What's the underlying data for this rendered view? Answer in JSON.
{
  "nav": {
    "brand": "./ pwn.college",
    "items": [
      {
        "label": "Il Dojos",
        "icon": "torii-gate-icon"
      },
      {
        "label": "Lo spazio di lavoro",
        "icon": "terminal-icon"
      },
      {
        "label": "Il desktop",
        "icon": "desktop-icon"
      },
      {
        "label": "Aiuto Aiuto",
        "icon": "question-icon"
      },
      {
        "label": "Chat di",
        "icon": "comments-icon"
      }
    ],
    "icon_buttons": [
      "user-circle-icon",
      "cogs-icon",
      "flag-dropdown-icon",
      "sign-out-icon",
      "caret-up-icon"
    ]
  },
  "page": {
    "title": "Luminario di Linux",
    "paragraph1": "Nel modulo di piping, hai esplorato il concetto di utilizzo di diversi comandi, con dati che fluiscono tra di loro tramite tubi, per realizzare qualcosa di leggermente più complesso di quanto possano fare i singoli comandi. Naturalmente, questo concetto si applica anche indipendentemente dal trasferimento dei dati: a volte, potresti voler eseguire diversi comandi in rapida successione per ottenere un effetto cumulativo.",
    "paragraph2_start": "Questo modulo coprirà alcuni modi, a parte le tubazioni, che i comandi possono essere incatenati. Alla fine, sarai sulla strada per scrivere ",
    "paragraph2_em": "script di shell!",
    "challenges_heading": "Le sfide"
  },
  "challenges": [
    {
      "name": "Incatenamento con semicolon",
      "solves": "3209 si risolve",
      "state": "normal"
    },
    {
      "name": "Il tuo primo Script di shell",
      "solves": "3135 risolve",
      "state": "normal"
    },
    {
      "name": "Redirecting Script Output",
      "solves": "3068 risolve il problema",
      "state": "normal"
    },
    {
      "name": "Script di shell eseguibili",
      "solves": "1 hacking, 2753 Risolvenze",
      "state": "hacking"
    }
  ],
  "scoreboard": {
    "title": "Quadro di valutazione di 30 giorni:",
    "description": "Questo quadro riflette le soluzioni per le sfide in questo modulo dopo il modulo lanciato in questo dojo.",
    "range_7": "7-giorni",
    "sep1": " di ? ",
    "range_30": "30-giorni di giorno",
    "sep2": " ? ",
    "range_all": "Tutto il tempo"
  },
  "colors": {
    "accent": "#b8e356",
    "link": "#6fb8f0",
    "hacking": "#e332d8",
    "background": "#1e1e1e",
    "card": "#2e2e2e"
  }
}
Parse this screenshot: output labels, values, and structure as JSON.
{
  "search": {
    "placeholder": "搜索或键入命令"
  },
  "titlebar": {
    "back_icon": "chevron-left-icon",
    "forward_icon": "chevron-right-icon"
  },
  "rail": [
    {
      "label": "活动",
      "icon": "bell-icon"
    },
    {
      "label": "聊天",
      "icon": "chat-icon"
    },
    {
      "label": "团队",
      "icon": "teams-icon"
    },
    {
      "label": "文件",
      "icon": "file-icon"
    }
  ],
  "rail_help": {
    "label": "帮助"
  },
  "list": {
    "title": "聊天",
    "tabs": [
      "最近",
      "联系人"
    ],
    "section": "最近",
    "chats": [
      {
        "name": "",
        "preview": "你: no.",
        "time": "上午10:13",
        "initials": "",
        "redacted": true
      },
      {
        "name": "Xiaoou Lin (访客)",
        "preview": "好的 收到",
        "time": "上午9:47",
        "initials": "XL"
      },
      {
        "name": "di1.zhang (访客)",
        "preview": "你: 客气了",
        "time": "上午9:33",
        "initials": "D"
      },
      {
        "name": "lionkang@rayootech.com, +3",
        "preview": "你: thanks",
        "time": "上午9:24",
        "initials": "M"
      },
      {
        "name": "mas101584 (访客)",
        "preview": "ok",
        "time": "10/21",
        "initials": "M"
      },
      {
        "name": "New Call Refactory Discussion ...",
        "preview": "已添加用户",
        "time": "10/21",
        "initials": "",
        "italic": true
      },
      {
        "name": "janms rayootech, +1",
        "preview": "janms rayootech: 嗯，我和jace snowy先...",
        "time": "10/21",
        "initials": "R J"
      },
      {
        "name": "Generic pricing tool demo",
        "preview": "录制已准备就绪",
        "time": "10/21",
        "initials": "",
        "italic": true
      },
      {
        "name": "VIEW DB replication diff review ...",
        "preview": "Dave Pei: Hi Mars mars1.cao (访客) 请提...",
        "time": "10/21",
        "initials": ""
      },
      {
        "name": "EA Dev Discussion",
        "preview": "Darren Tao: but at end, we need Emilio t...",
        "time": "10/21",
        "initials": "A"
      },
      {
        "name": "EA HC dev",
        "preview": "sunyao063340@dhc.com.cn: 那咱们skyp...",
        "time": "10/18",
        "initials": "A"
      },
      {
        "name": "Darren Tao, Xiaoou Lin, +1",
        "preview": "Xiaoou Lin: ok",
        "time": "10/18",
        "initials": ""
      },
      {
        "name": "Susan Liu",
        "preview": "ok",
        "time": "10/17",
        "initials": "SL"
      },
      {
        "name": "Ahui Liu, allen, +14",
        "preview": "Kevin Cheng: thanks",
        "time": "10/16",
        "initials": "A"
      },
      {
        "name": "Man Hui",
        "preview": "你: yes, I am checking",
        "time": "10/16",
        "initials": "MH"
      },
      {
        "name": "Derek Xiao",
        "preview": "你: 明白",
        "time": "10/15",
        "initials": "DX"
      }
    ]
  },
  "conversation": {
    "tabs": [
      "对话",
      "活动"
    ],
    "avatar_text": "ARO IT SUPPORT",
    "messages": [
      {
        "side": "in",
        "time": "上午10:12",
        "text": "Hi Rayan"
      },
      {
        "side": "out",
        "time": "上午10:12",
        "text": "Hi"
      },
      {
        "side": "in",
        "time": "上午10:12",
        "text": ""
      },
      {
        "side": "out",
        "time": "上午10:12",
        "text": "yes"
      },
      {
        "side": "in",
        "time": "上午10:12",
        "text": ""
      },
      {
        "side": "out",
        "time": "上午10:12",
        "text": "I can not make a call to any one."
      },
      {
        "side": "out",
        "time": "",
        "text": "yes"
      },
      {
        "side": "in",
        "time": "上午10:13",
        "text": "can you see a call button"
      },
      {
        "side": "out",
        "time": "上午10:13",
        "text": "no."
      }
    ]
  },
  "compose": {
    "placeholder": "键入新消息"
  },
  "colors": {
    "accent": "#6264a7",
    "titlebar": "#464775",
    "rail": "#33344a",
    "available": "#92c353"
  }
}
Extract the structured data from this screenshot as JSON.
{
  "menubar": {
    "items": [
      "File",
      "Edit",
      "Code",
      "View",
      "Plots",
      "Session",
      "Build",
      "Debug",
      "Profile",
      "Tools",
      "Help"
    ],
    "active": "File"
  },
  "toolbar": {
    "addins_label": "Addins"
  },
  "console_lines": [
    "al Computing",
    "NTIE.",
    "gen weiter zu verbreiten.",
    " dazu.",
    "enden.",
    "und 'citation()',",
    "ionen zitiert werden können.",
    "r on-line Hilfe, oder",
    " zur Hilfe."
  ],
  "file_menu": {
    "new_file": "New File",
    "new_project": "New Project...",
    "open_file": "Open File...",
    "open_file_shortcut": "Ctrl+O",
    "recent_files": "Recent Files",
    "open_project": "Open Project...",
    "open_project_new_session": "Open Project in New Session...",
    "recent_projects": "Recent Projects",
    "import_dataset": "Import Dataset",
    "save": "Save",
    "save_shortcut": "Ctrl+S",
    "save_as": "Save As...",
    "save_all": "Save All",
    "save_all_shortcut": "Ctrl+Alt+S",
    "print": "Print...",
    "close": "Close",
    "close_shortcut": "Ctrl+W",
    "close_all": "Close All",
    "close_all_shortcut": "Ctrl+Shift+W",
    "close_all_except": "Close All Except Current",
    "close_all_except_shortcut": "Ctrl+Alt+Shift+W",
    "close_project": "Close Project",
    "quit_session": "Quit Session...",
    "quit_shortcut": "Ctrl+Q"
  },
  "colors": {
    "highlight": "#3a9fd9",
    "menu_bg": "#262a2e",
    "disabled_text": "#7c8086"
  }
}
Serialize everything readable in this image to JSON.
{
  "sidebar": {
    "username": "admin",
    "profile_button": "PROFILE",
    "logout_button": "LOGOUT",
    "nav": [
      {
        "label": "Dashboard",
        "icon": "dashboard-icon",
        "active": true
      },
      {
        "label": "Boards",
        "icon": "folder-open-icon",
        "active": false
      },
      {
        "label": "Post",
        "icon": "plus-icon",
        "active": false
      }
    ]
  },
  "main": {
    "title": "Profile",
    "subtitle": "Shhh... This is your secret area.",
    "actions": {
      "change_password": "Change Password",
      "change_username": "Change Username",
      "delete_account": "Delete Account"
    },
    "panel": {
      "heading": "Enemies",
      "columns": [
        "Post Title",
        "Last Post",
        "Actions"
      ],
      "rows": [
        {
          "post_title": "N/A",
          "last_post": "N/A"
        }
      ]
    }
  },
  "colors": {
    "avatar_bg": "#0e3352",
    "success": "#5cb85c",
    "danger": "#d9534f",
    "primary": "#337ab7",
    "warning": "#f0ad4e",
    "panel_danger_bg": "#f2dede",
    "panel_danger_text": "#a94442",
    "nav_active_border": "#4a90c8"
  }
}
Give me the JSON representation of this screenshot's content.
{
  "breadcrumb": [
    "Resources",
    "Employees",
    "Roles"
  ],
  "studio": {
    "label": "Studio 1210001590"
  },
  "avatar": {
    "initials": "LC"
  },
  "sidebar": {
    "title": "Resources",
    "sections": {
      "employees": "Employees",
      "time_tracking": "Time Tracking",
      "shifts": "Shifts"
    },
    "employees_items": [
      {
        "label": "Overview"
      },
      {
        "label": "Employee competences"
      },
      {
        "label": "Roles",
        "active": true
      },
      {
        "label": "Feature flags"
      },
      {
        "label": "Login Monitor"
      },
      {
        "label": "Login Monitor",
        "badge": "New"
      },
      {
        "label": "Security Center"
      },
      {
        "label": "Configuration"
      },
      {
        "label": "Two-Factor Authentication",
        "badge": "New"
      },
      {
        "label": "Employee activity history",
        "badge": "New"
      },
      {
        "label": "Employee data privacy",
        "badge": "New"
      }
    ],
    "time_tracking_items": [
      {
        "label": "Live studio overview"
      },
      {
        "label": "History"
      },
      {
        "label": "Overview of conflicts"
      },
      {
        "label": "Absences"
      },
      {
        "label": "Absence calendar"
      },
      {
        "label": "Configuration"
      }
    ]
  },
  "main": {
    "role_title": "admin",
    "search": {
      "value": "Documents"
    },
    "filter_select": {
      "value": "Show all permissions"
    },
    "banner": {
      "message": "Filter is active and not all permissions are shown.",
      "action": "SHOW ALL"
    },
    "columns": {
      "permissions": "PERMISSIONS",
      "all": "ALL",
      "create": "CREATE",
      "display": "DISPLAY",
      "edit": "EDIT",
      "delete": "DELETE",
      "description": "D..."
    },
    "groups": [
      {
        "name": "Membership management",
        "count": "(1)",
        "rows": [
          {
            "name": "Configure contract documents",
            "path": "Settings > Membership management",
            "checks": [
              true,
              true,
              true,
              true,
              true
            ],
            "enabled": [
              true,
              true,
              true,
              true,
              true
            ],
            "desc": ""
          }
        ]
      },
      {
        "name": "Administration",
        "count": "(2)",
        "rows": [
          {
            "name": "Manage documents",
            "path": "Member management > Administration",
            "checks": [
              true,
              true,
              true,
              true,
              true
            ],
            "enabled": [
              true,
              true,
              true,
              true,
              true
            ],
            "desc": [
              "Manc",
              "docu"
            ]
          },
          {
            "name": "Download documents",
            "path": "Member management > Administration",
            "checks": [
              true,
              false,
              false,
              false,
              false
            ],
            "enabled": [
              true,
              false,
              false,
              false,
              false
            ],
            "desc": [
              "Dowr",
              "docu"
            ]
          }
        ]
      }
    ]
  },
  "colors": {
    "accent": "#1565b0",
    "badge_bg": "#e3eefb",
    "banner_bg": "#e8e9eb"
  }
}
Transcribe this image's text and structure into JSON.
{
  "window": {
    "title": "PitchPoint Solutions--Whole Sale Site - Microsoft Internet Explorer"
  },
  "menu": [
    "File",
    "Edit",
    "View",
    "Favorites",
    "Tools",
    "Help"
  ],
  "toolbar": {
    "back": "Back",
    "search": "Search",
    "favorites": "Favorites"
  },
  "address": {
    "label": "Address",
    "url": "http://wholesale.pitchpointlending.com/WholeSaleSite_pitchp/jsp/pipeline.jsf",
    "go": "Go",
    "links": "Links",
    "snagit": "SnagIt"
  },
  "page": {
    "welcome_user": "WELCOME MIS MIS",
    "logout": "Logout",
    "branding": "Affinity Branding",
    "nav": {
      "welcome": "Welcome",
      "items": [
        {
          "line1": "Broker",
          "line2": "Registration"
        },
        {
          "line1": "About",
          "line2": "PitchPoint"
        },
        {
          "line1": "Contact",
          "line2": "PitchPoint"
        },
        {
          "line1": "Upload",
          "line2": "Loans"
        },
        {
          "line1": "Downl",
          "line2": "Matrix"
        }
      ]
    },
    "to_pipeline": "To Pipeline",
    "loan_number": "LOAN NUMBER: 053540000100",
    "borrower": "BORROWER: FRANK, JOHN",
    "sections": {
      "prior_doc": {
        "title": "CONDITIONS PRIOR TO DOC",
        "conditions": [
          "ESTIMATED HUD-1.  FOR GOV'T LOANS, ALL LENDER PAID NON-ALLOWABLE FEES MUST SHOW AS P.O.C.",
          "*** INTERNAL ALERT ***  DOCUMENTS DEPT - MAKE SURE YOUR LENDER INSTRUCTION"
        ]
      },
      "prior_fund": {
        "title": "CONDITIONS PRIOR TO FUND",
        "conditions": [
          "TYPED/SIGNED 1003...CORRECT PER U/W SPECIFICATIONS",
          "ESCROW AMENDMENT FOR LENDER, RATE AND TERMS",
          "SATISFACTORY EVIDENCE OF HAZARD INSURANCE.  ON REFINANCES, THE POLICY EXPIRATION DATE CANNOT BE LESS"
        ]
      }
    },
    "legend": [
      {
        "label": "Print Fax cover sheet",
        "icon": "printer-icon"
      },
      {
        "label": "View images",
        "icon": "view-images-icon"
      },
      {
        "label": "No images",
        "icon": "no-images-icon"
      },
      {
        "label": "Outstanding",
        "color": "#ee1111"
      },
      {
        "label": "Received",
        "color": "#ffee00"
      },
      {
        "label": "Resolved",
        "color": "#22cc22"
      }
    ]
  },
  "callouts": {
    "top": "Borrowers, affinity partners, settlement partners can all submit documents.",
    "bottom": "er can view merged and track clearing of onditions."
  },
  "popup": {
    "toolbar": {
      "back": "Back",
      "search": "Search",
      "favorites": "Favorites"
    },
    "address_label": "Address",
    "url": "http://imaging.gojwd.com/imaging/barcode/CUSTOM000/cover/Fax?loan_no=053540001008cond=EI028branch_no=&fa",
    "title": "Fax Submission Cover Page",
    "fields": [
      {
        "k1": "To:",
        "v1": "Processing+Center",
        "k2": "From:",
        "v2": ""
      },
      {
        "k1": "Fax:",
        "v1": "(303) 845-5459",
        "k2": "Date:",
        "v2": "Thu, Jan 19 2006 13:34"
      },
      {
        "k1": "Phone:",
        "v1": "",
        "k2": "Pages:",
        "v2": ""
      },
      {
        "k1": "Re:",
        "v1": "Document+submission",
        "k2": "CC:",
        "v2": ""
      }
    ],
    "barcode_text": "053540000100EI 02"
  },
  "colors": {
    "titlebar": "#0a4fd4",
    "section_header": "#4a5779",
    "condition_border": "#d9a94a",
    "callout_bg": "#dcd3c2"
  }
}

- Prompt
Show every line in the records above that contains the word "shell".

- Solution to the exercise
    "paragraph2_em": "script di shell!",
      "name": "Il tuo primo Script di shell",
      "name": "Script di shell eseguibili",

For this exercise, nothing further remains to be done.